What this task involves ::
Go through the material and pull out every line with the string "Matériaux" in it.

+++

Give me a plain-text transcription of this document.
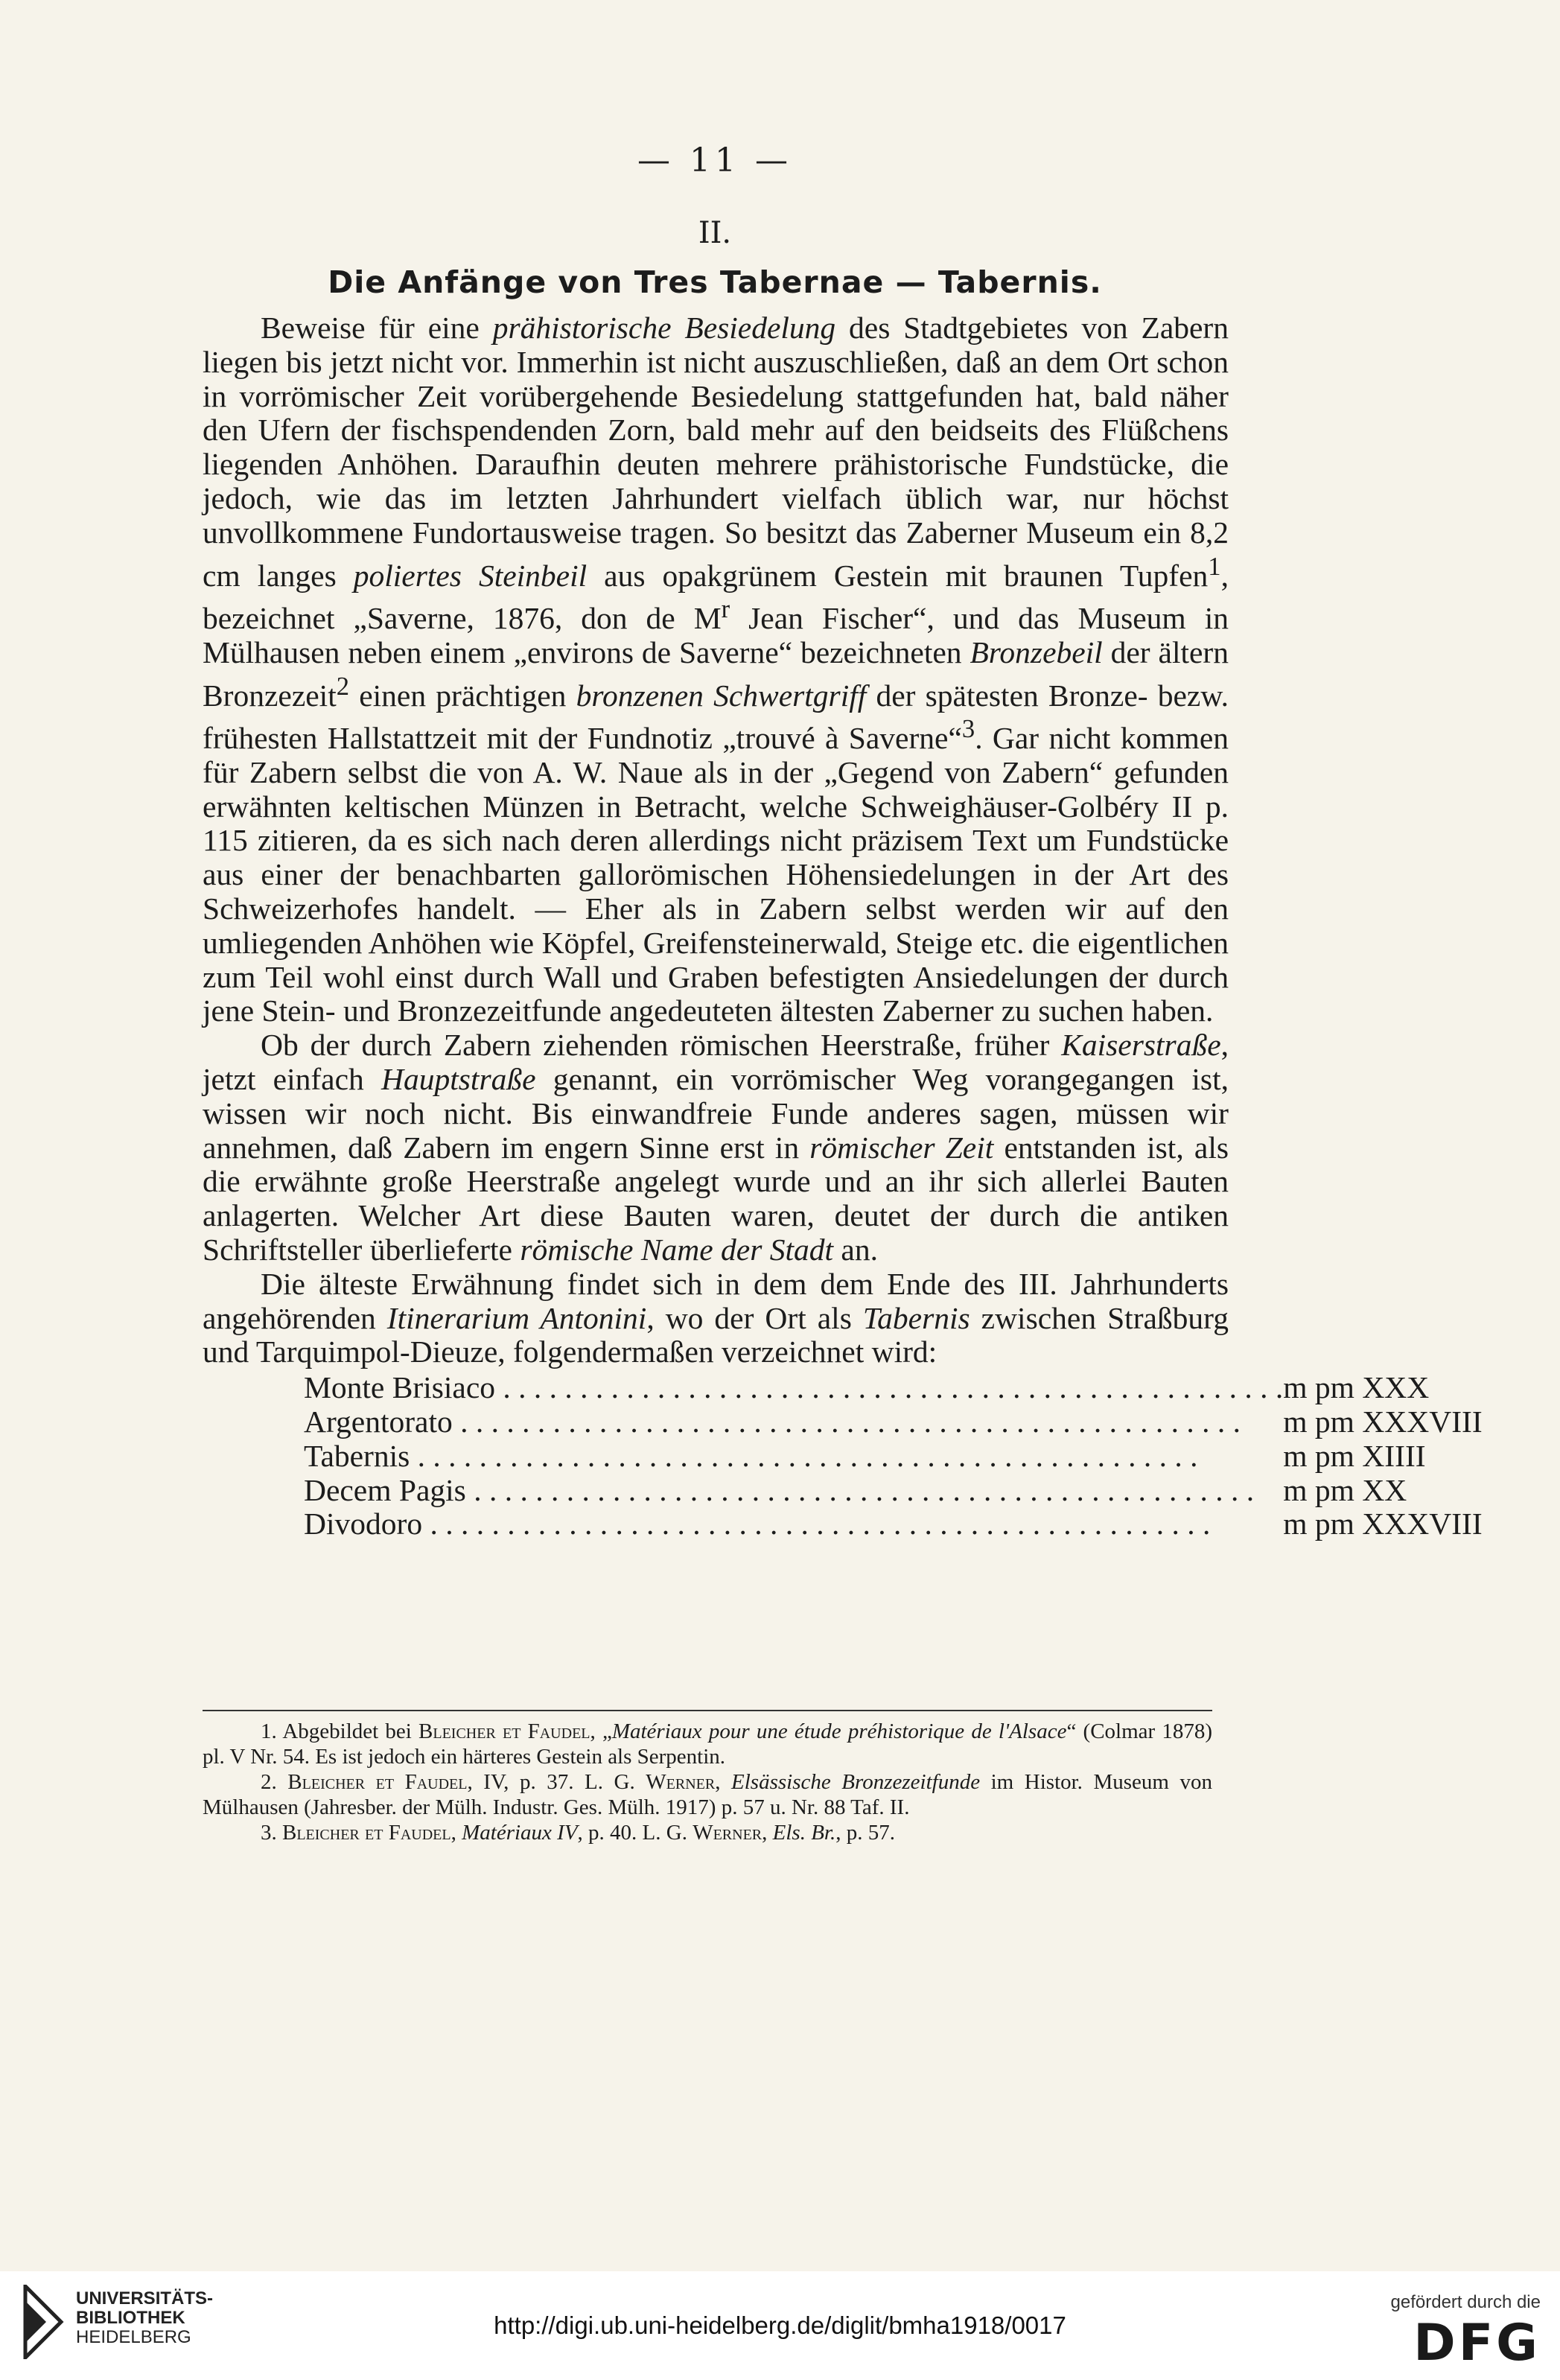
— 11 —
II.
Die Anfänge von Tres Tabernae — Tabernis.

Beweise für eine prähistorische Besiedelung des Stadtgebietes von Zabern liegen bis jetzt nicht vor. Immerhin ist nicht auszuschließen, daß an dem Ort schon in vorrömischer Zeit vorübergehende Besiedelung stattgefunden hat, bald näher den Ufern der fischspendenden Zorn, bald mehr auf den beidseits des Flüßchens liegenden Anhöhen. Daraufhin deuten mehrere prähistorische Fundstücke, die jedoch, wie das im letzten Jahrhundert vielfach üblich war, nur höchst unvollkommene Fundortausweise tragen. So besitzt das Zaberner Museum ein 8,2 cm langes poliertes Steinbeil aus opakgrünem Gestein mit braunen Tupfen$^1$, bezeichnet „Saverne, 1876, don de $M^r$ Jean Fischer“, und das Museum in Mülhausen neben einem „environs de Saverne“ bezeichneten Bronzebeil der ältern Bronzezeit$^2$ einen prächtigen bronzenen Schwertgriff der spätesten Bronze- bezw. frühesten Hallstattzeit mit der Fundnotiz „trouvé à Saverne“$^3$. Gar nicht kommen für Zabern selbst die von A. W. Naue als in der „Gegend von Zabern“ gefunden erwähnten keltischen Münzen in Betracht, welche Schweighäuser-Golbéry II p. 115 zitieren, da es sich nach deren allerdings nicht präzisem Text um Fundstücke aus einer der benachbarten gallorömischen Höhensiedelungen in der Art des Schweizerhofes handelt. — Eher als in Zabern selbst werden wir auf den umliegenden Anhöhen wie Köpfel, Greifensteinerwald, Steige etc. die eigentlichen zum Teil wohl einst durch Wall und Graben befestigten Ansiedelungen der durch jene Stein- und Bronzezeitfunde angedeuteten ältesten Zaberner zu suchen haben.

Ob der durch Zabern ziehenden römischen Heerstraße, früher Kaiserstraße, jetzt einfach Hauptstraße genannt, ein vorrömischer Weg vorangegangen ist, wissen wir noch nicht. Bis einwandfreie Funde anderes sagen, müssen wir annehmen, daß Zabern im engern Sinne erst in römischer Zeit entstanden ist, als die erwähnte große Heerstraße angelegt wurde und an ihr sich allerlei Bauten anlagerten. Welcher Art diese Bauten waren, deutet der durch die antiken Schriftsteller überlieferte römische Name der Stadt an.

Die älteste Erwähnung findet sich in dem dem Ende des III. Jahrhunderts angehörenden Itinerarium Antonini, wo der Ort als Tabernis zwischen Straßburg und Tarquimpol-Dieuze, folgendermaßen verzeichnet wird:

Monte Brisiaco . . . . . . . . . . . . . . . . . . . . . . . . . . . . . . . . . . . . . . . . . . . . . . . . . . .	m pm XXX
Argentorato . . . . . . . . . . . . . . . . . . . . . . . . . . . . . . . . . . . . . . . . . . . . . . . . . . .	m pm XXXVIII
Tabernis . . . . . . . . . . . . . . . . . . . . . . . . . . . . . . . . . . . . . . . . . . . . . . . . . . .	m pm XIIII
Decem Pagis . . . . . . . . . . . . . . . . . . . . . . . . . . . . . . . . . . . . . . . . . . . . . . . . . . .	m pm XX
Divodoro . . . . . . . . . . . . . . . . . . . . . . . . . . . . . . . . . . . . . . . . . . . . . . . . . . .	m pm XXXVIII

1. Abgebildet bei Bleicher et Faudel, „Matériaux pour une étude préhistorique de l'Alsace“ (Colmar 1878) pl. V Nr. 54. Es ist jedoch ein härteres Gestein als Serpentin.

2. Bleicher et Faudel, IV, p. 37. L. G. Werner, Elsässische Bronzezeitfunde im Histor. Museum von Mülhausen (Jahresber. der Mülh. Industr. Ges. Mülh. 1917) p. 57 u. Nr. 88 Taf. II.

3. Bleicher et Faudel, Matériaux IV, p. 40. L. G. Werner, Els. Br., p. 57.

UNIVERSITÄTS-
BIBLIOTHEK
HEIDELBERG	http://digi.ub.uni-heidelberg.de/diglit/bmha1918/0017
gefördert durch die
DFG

+++

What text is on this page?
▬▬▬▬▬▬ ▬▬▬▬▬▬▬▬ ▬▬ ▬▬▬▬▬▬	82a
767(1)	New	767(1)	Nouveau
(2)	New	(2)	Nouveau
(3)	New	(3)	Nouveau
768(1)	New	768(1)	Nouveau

+++

Final answer ::
1. Abgebildet bei Bleicher et Faudel, „Matériaux pour une étude préhistorique de l'Alsace“ (Colmar 1878) pl. V Nr. 54. Es ist jedoch ein härteres Gestein als Serpentin.
3. Bleicher et Faudel, Matériaux IV, p. 40. L. G. Werner, Els. Br., p. 57.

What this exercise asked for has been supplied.